Directions for this task:
Each line that contains the word "screenshot" counts once; give the total for the records below and nothing else.

Records to process:
━━━━━━━━━━
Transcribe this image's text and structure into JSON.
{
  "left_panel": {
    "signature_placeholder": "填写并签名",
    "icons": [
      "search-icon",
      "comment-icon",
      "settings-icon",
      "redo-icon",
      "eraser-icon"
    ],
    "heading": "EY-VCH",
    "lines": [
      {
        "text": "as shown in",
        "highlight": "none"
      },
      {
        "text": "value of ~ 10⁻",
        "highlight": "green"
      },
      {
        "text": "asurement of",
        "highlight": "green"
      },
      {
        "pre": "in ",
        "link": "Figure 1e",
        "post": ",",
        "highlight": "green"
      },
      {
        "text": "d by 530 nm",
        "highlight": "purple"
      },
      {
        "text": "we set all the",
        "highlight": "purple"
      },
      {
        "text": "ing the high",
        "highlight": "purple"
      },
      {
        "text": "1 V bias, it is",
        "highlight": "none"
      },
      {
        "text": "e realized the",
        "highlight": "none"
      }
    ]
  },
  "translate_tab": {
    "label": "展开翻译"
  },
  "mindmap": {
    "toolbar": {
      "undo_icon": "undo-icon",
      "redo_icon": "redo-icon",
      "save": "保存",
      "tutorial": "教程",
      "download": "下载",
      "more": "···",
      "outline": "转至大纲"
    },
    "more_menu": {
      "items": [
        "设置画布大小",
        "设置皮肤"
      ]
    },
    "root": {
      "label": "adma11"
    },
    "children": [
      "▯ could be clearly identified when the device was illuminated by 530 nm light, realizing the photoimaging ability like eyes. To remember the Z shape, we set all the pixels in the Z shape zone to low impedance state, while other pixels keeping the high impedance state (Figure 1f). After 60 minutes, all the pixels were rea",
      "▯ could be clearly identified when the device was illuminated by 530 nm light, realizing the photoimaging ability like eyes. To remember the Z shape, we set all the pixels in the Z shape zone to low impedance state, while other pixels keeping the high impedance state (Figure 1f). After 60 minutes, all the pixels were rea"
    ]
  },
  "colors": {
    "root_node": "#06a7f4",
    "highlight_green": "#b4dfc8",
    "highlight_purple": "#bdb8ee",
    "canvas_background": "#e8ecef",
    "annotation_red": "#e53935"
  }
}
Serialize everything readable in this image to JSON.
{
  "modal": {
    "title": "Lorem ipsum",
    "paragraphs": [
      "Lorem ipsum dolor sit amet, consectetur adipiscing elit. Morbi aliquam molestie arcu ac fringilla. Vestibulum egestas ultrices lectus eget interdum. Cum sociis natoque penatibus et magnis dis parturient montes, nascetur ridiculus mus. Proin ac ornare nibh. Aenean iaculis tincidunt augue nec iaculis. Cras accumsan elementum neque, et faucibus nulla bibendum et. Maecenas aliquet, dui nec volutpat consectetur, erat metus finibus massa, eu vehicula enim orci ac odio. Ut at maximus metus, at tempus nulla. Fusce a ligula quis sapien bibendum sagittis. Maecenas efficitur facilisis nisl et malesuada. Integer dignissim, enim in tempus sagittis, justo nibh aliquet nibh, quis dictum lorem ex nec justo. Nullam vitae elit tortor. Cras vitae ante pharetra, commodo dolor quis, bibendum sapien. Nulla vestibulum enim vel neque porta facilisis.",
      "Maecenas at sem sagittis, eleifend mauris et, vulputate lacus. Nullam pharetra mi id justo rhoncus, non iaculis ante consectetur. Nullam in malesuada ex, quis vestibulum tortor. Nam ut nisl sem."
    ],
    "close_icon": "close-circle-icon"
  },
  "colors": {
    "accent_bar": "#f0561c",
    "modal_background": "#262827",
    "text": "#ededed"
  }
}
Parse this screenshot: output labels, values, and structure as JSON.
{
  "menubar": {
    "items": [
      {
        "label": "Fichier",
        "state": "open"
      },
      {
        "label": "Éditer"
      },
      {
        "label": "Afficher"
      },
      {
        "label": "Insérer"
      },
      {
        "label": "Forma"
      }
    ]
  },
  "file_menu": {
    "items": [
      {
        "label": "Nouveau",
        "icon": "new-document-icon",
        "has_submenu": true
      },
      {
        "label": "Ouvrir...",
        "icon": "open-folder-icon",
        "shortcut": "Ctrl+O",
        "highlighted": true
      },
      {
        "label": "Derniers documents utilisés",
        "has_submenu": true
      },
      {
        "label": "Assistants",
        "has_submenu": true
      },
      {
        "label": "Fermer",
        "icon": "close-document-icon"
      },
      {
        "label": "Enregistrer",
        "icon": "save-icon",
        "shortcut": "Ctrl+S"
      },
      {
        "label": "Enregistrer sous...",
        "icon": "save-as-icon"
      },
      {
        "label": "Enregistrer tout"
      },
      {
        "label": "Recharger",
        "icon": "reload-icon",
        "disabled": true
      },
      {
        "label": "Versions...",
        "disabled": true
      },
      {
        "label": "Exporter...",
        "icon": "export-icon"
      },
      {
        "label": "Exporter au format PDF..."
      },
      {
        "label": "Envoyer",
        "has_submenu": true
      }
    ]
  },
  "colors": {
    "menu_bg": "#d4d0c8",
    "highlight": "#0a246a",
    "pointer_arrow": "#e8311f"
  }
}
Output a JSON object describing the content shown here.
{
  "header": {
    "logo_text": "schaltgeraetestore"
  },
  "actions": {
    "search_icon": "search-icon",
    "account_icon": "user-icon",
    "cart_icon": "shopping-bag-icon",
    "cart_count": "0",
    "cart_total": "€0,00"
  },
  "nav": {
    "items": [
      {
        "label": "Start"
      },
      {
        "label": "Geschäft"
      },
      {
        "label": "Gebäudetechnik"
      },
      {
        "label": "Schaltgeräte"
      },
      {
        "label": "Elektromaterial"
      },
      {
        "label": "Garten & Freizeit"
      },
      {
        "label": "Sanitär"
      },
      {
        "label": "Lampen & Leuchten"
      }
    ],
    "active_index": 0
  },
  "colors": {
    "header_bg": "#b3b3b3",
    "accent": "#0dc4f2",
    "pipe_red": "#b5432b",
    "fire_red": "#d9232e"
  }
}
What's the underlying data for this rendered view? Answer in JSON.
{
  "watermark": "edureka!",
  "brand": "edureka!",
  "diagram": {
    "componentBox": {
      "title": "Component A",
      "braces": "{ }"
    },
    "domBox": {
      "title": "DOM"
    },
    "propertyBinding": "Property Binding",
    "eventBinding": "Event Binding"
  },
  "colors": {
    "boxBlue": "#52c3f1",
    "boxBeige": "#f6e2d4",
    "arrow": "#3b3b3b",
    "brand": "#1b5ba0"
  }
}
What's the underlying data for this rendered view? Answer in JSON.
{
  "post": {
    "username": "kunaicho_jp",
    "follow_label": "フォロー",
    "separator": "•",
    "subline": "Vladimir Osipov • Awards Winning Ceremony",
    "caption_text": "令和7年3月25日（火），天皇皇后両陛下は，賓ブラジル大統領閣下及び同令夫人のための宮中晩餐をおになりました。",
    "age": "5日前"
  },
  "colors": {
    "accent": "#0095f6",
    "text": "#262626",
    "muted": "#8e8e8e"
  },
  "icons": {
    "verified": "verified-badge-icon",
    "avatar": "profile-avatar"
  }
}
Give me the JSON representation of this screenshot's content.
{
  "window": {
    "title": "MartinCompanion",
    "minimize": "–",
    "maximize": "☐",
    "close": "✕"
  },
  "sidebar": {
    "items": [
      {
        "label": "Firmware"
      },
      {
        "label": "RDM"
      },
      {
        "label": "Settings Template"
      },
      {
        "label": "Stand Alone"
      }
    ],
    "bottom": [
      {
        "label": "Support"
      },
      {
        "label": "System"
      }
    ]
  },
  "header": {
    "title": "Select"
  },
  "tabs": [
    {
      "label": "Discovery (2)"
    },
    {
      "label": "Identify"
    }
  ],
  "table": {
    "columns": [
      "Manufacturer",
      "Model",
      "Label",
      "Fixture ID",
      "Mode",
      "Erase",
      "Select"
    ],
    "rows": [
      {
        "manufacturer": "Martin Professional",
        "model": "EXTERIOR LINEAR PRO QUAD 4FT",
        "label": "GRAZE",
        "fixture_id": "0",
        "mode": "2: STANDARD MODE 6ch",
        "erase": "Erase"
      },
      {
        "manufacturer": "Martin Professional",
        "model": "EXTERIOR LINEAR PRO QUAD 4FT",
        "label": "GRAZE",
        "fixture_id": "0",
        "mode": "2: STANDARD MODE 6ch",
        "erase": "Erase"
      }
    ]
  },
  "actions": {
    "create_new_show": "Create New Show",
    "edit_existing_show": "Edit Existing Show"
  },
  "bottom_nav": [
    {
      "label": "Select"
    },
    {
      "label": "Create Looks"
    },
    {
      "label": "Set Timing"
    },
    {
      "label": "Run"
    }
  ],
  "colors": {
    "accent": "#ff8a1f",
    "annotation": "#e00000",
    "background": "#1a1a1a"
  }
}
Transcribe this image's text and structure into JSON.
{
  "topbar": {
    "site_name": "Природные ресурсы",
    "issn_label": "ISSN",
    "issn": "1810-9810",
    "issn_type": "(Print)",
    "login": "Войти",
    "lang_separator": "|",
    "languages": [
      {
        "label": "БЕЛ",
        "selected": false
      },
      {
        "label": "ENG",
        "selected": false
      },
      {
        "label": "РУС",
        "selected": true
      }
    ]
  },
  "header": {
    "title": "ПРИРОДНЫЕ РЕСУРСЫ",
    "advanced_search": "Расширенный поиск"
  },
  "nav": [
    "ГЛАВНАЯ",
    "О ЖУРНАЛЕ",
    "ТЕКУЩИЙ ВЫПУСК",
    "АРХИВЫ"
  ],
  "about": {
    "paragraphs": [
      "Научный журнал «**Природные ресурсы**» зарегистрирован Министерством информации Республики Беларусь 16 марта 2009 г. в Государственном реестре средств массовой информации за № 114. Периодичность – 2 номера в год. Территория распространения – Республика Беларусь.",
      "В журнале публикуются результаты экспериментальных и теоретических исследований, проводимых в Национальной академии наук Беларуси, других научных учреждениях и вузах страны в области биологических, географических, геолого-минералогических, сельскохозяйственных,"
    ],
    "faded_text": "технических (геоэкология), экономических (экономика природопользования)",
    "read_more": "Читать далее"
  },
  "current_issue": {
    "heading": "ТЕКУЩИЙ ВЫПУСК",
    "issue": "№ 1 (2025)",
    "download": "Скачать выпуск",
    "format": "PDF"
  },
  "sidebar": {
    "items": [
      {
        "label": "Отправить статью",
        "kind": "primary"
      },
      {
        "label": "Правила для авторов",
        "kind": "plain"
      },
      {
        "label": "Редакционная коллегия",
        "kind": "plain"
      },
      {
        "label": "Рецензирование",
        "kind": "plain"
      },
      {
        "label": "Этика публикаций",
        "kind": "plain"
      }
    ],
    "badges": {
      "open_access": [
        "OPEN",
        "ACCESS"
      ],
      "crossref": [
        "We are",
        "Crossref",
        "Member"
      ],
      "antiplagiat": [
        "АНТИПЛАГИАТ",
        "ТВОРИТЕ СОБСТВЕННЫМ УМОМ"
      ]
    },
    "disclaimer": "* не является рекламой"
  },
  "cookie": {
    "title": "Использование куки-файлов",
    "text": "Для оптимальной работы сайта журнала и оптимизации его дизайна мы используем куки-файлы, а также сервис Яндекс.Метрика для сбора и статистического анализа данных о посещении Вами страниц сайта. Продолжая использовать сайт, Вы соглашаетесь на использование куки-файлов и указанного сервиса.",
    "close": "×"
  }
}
━━━━━━━━━━
Finished task:
2